[GIVEN REQUEST] Set down all of the entries word for word, omitting the images they contain.

[SUPPLIED ENTRIES]
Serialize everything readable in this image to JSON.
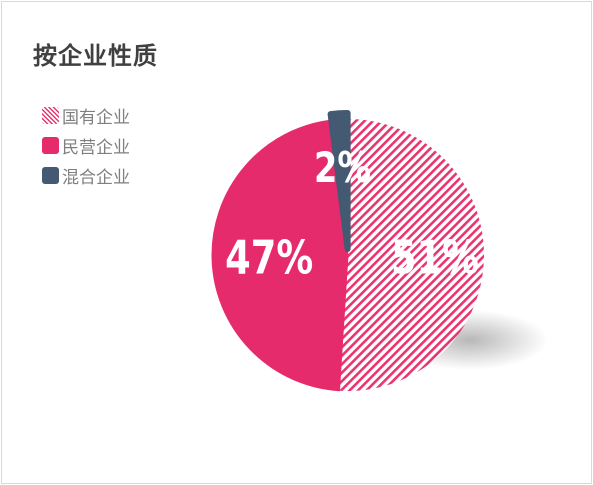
{
  "chart_data": {
    "type": "pie",
    "title": "按企业性质",
    "categories": [
      "国有企业",
      "民营企业",
      "混合企业"
    ],
    "values": [
      51,
      47,
      2
    ],
    "labels": [
      "51%",
      "47%",
      "2%"
    ],
    "colors": {
      "国有企业": "#e8356f",
      "民营企业": "#e62b6c",
      "混合企业": "#435a72"
    },
    "fill_styles": [
      "hatched",
      "solid",
      "solid"
    ],
    "legend_position": "left"
  }
}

[SOLUTION FOR THIS PROBLEM]
Serialize everything readable in this image to JSON.
{
  "chart_data": {
    "type": "pie",
    "title": "按企业性质",
    "categories": [
      "国有企业",
      "民营企业",
      "混合企业"
    ],
    "values": [
      51,
      47,
      2
    ],
    "labels": [
      "51%",
      "47%",
      "2%"
    ],
    "colors": {
      "国有企业": "#e8356f",
      "民营企业": "#e62b6c",
      "混合企业": "#435a72"
    },
    "fill_styles": [
      "hatched",
      "solid",
      "solid"
    ],
    "legend_position": "left"
  }
}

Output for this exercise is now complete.